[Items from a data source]
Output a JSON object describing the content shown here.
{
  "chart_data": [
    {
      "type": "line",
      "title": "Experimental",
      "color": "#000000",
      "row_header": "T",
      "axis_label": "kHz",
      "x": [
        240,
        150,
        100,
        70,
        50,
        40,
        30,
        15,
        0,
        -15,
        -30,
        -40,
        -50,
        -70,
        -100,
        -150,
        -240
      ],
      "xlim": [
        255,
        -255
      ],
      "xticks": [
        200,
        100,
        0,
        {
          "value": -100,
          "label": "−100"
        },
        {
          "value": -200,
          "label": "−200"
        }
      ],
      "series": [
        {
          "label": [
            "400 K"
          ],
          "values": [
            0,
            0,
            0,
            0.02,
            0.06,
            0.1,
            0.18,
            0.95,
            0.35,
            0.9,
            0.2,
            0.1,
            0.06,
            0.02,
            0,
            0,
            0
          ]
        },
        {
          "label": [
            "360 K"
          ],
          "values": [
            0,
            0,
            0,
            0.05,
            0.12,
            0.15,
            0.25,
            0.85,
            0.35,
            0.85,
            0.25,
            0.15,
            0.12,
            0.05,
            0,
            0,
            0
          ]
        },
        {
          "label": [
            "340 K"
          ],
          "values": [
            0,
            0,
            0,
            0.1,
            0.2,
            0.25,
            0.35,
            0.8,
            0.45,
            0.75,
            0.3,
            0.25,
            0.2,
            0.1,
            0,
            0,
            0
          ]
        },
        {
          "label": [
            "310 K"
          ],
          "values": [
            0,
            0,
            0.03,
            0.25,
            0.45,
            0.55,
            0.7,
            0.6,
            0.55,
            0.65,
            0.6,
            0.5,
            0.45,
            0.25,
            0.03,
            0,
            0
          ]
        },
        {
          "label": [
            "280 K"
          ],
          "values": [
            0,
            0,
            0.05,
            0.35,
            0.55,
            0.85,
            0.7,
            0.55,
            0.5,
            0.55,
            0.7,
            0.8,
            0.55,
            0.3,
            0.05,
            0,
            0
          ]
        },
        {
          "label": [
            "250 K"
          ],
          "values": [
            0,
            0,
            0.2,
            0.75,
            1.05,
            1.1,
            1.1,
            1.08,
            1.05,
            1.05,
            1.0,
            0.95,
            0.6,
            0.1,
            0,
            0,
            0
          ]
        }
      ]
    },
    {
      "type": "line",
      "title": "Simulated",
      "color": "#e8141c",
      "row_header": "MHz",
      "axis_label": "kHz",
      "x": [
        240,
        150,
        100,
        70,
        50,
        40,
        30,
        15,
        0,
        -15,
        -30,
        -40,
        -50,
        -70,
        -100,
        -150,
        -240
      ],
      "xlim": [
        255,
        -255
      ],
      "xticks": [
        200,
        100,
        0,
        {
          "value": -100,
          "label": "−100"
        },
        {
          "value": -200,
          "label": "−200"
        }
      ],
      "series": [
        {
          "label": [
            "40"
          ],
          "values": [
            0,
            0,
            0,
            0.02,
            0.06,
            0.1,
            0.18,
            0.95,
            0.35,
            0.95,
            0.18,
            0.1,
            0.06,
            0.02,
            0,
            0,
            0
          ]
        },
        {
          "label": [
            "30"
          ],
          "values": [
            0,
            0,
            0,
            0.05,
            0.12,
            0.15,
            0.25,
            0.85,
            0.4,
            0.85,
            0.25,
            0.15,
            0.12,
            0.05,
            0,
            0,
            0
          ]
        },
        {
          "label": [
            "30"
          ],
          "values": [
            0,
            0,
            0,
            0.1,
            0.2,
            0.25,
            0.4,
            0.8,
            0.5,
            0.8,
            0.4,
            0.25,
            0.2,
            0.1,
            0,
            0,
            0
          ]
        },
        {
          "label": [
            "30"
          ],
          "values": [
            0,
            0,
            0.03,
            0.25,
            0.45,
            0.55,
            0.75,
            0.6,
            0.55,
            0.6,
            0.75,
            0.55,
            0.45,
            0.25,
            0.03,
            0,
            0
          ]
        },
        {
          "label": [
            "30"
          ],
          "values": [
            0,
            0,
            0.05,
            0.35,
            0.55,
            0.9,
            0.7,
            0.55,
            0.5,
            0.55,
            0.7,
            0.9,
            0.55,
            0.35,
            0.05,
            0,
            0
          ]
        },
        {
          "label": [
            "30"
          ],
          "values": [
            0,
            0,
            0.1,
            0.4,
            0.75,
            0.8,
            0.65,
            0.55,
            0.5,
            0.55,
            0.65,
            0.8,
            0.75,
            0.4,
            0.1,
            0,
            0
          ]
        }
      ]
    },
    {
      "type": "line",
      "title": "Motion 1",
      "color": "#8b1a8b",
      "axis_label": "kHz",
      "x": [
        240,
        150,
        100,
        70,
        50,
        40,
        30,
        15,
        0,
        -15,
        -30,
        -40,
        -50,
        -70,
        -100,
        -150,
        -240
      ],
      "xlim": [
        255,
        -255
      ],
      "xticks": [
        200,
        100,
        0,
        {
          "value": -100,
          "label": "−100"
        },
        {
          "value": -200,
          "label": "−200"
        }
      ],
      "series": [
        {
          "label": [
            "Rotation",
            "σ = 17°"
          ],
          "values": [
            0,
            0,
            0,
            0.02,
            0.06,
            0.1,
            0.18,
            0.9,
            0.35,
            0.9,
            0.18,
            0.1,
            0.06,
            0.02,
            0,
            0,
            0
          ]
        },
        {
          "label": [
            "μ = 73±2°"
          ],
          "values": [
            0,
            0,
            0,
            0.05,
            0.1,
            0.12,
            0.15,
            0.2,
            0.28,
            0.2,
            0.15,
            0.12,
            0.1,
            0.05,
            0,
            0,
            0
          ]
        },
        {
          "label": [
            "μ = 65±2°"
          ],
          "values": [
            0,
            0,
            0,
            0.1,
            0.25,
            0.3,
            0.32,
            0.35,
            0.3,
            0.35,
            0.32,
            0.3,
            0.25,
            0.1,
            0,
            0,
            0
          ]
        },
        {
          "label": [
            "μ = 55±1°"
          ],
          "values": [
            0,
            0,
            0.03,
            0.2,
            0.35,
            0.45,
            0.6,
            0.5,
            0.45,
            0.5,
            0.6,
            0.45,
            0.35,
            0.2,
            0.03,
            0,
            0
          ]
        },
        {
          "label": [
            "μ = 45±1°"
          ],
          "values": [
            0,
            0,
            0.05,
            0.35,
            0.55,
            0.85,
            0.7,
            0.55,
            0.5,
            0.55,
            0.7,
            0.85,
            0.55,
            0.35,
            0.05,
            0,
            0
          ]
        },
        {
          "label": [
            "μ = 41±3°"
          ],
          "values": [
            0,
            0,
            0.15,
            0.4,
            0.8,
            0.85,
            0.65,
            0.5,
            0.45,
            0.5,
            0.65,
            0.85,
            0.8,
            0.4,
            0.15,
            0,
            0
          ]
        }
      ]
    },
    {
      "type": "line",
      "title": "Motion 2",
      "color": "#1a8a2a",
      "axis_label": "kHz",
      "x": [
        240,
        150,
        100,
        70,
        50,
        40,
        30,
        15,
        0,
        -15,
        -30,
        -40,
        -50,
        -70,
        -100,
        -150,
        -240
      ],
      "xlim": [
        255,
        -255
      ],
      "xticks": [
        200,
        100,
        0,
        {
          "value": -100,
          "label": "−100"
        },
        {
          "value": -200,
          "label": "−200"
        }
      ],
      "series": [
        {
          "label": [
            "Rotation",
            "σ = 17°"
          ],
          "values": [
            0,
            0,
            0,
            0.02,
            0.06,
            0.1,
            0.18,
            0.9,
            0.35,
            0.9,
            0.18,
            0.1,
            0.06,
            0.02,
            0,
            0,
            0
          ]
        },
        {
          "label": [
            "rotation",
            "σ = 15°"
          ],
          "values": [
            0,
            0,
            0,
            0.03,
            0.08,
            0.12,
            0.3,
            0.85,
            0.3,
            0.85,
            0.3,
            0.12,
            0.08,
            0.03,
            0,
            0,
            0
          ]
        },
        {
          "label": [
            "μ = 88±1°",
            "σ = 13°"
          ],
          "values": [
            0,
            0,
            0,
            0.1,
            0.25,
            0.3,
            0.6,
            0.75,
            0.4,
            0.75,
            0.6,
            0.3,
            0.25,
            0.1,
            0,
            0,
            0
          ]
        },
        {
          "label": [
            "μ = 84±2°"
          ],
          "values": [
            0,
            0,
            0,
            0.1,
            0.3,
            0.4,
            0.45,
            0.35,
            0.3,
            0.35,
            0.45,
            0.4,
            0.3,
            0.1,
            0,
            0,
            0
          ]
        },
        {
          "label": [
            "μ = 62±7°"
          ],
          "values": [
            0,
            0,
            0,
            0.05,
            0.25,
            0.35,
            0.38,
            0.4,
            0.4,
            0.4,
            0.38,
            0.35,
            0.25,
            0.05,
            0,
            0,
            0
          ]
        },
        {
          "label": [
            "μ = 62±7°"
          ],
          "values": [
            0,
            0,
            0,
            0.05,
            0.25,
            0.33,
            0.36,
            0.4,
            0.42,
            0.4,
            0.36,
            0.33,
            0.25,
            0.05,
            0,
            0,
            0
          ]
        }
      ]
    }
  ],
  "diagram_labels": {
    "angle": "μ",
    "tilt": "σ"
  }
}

◆ Task to complete ◆
Report only how many lines in the records contain the word "title".

◆ Response ◆
4